Available data:
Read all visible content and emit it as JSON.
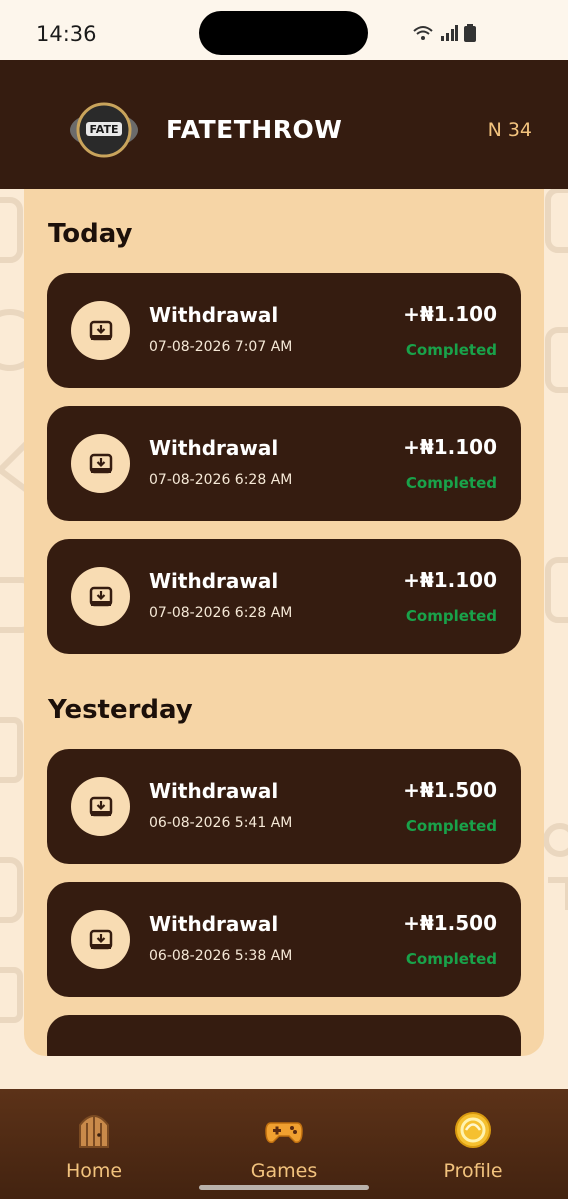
{
  "status_bar": {
    "time": "14:36"
  },
  "header": {
    "app_title": "FATETHROW",
    "logo_text": "FATE",
    "balance": "N 34"
  },
  "sections": [
    {
      "title": "Today",
      "transactions": [
        {
          "type": "Withdrawal",
          "date": "07-08-2026 7:07 AM",
          "amount": "+₦1.100",
          "status": "Completed"
        },
        {
          "type": "Withdrawal",
          "date": "07-08-2026 6:28 AM",
          "amount": "+₦1.100",
          "status": "Completed"
        },
        {
          "type": "Withdrawal",
          "date": "07-08-2026 6:28 AM",
          "amount": "+₦1.100",
          "status": "Completed"
        }
      ]
    },
    {
      "title": "Yesterday",
      "transactions": [
        {
          "type": "Withdrawal",
          "date": "06-08-2026 5:41 AM",
          "amount": "+₦1.500",
          "status": "Completed"
        },
        {
          "type": "Withdrawal",
          "date": "06-08-2026 5:38 AM",
          "amount": "+₦1.500",
          "status": "Completed"
        }
      ]
    }
  ],
  "bottom_nav": {
    "items": [
      {
        "label": "Home",
        "icon": "door-icon"
      },
      {
        "label": "Games",
        "icon": "gamepad-icon"
      },
      {
        "label": "Profile",
        "icon": "coin-icon"
      }
    ]
  },
  "colors": {
    "header_bg": "#351c10",
    "panel_bg": "#f6d5a6",
    "card_bg": "#351c10",
    "status_completed": "#19a24a",
    "accent": "#f2c37e"
  }
}
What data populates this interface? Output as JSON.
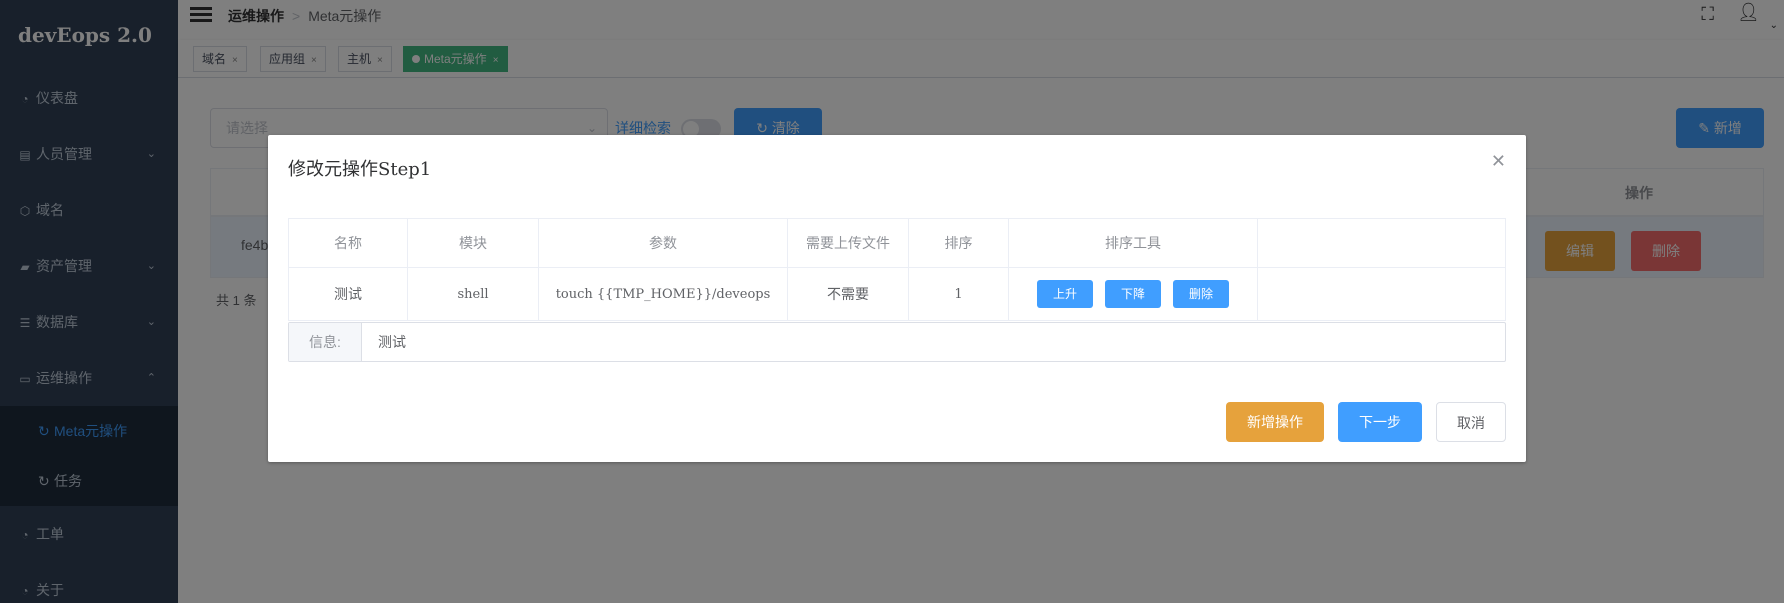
{
  "app": {
    "title": "devEops 2.0"
  },
  "sidebar": {
    "items": [
      {
        "label": "仪表盘",
        "icon": "dashboard-icon"
      },
      {
        "label": "人员管理",
        "icon": "id-card-icon",
        "expandable": true
      },
      {
        "label": "域名",
        "icon": "cube-icon"
      },
      {
        "label": "资产管理",
        "icon": "truck-icon",
        "expandable": true
      },
      {
        "label": "数据库",
        "icon": "database-icon",
        "expandable": true
      },
      {
        "label": "运维操作",
        "icon": "keyboard-icon",
        "expandable": true,
        "expanded": true
      },
      {
        "label": "工单",
        "icon": "dashboard-icon"
      },
      {
        "label": "关于",
        "icon": "dashboard-icon"
      }
    ],
    "submenu": [
      {
        "label": "Meta元操作",
        "active": true
      },
      {
        "label": "任务",
        "active": false
      }
    ]
  },
  "header": {
    "breadcrumb": [
      "运维操作",
      "Meta元操作"
    ]
  },
  "tags": [
    {
      "label": "域名",
      "active": false
    },
    {
      "label": "应用组",
      "active": false
    },
    {
      "label": "主机",
      "active": false
    },
    {
      "label": "Meta元操作",
      "active": true
    }
  ],
  "main": {
    "select_placeholder": "请选择",
    "advanced_search_label": "详细检索",
    "clear_label": "清除",
    "new_label": "新增",
    "table": {
      "operation_header": "操作",
      "row_id_partial": "fe4b",
      "edit_label": "编辑",
      "delete_label": "删除"
    },
    "total_text": "共 1 条"
  },
  "dialog": {
    "title": "修改元操作Step1",
    "columns": [
      "名称",
      "模块",
      "参数",
      "需要上传文件",
      "排序",
      "排序工具"
    ],
    "rows": [
      {
        "name": "测试",
        "module": "shell",
        "params": "touch {{TMP_HOME}}/deveops",
        "upload": "不需要",
        "order": "1",
        "tools": [
          "上升",
          "下降",
          "删除"
        ]
      }
    ],
    "info_label": "信息:",
    "info_value": "测试",
    "buttons": {
      "add": "新增操作",
      "next": "下一步",
      "cancel": "取消"
    }
  },
  "colors": {
    "sidebar_bg": "#304156",
    "primary": "#409eff",
    "warning": "#e6a23c",
    "danger": "#f56c6c",
    "tag_active": "#42b983"
  }
}
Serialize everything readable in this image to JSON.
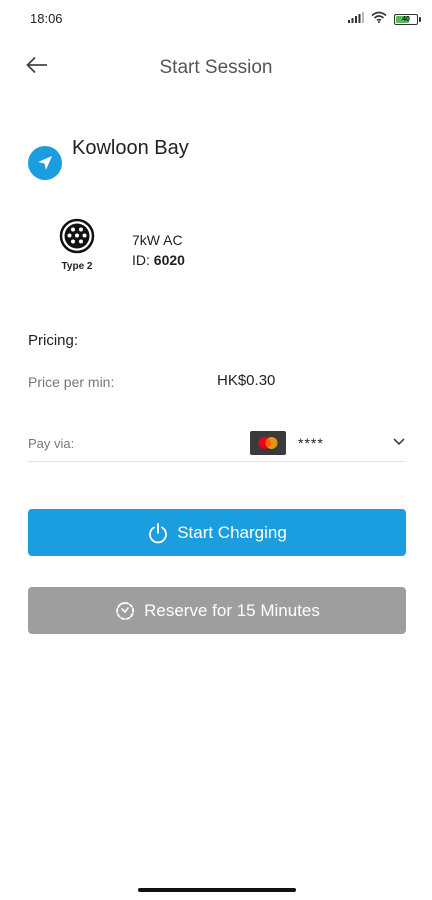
{
  "status_bar": {
    "time": "18:06",
    "battery_text": "40",
    "icons": [
      "signal-icon",
      "wifi-icon",
      "battery-icon"
    ]
  },
  "header": {
    "title": "Start Session",
    "back_icon": "back-arrow-icon"
  },
  "location": {
    "name": "Kowloon Bay",
    "icon": "navigation-icon",
    "icon_color": "#1a9ee0"
  },
  "connector": {
    "type_label": "Type 2",
    "power": "7kW AC",
    "id_prefix": "ID: ",
    "id_value": "6020"
  },
  "pricing": {
    "title": "Pricing:",
    "price_per_min_label": "Price per min:",
    "price_per_min_value": "HK$0.30"
  },
  "payment": {
    "label": "Pay via:",
    "card_icon": "mastercard-icon",
    "card_number": "****"
  },
  "actions": {
    "start_label": "Start Charging",
    "start_color": "#1a9ee0",
    "reserve_label": "Reserve for 15 Minutes",
    "reserve_color": "#9e9e9e"
  }
}
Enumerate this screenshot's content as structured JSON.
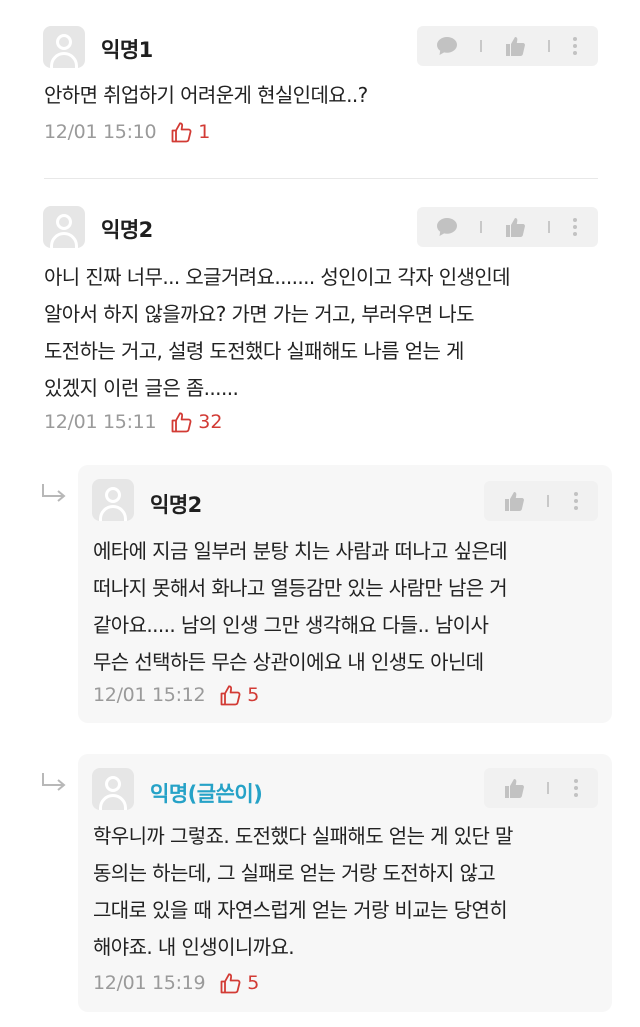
{
  "colors": {
    "accent_op": "#26a2c7",
    "like_red": "#d23b35",
    "meta_gray": "#9a9a9a",
    "reply_bg": "#f7f7f7"
  },
  "icons": {
    "comment": "speech-bubble-icon",
    "like": "thumbs-up-icon",
    "more": "more-vertical-icon",
    "reply": "reply-arrow-icon",
    "avatar": "user-avatar-icon"
  },
  "comments": [
    {
      "author": "익명1",
      "lines": [
        "안하면 취업하기 어려운게 현실인데요..?"
      ],
      "time": "12/01 15:10",
      "likes": "1"
    },
    {
      "author": "익명2",
      "lines": [
        "아니 진짜 너무... 오글거려요....... 성인이고 각자 인생인데",
        "알아서 하지 않을까요? 가면 가는 거고, 부러우면 나도",
        "도전하는 거고, 설령 도전했다 실패해도 나름 얻는 게",
        "있겠지 이런 글은 좀......"
      ],
      "time": "12/01 15:11",
      "likes": "32"
    }
  ],
  "replies": [
    {
      "author": "익명2",
      "lines": [
        "에타에 지금 일부러 분탕 치는 사람과 떠나고 싶은데",
        "떠나지 못해서 화나고 열등감만 있는 사람만 남은 거",
        "같아요..... 남의 인생 그만 생각해요 다들.. 남이사",
        "무슨 선택하든 무슨 상관이에요 내 인생도 아닌데"
      ],
      "time": "12/01 15:12",
      "likes": "5"
    },
    {
      "author": "익명(글쓴이)",
      "lines": [
        "학우니까 그렇죠. 도전했다 실패해도 얻는 게 있단 말",
        "동의는 하는데, 그 실패로 얻는 거랑 도전하지 않고",
        "그대로 있을 때 자연스럽게 얻는 거랑 비교는 당연히",
        "해야죠. 내 인생이니까요."
      ],
      "time": "12/01 15:19",
      "likes": "5"
    }
  ]
}
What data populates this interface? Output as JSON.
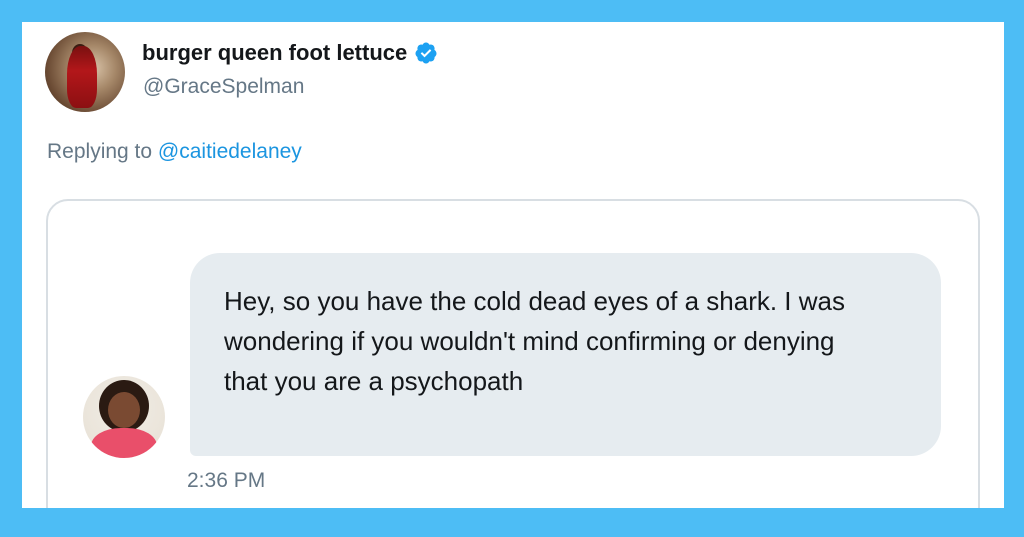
{
  "tweet": {
    "display_name": "burger queen foot lettuce",
    "handle": "@GraceSpelman",
    "replying_prefix": "Replying to",
    "replying_to": "@caitiedelaney",
    "verified_icon": "verified-badge-icon"
  },
  "dm": {
    "message": "Hey, so you have the cold dead eyes of a shark. I was wondering if you wouldn't mind confirming or denying that you are a psychopath",
    "timestamp": "2:36 PM"
  },
  "colors": {
    "frame": "#4dbdf5",
    "card": "#ffffff",
    "name": "#14171a",
    "secondary": "#657786",
    "link": "#1b95e0",
    "bubble": "#e6ecf0",
    "verified": "#1da1f2"
  }
}
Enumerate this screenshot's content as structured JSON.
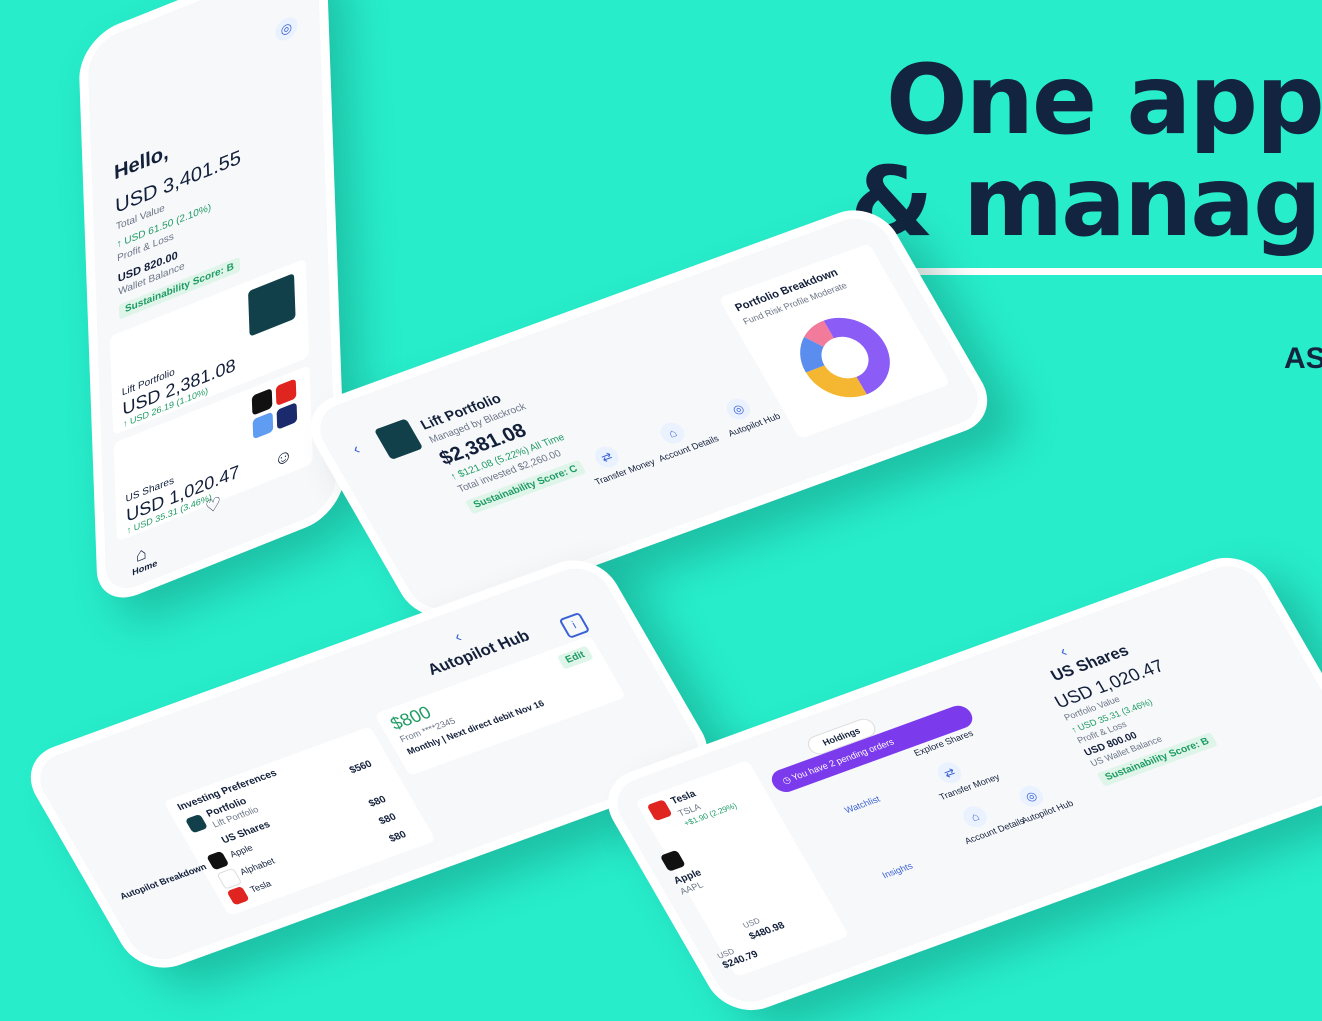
{
  "headline": {
    "line1": "One app",
    "line2": "& manag",
    "tag": "AS"
  },
  "home": {
    "app_icon": "autopilot-icon",
    "greeting": "Hello,",
    "total_value": "USD 3,401.55",
    "total_value_label": "Total Value",
    "pnl": "↑ USD 61.50 (2.10%)",
    "pnl_label": "Profit & Loss",
    "wallet": "USD 820.00",
    "wallet_label": "Wallet Balance",
    "score": "Sustainability Score: B",
    "lift_label": "Lift Portfolio",
    "lift_value": "USD 2,381.08",
    "lift_change": "↑ USD 26.19 (1.10%)",
    "us_label": "US Shares",
    "us_value": "USD 1,020.47",
    "us_change": "↑ USD 35.31 (3.46%)",
    "nav_home": "Home"
  },
  "lift": {
    "title": "Lift Portfolio",
    "managed": "Managed by Blackrock",
    "value": "$2,381.08",
    "all_time": "↑ $121.08 (5.22%) All Time",
    "invested": "Total invested $2,260.00",
    "score": "Sustainability Score: C",
    "actions": [
      "Transfer Money",
      "Account Details",
      "Autopilot Hub"
    ],
    "breakdown_title": "Portfolio Breakdown",
    "risk": "Fund Risk Profile Moderate",
    "colors": {
      "purple": "#8b5cf6",
      "yellow": "#f5b731",
      "blue": "#5b8def",
      "pink": "#f27a9a"
    }
  },
  "autopilot": {
    "title": "Autopilot Hub",
    "amount": "$800",
    "from": "From ****2345",
    "schedule": "Monthly | Next direct debit Nov 16",
    "edit": "Edit",
    "prefs_title": "Investing Preferences",
    "portfolio_label": "Portfolio",
    "lift": "Lift Portfolio",
    "lift_amt": "$560",
    "us_label": "US Shares",
    "apple": "Apple",
    "apple_amt": "$80",
    "alphabet": "Alphabet",
    "alphabet_amt": "$80",
    "tesla": "Tesla",
    "tesla_amt": "$80",
    "breakdown": "Autopilot Breakdown"
  },
  "usshares": {
    "title": "US Shares",
    "value": "USD 1,020.47",
    "value_label": "Portfolio Value",
    "pnl": "↑ USD 35.31 (3.46%)",
    "pnl_label": "Profit & Loss",
    "wallet": "USD 800.00",
    "wallet_label": "US Wallet Balance",
    "score": "Sustainability Score: B",
    "actions": [
      "Explore Shares",
      "Transfer Money",
      "Account Details",
      "Autopilot Hub"
    ],
    "tabs": [
      "Holdings",
      "Watchlist",
      "Insights"
    ],
    "pending": "You have 2 pending orders",
    "rows": [
      {
        "name": "Tesla",
        "ticker": "TSLA",
        "change": "+$1.90 (2.29%)",
        "currency": "USD",
        "price": "$480.98"
      },
      {
        "name": "Apple",
        "ticker": "AAPL",
        "change": "",
        "currency": "USD",
        "price": "$240.79"
      }
    ]
  }
}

Goal:
Going through the records above, state how many lines carry "실패해도", with no other text.

Solution for this task:
2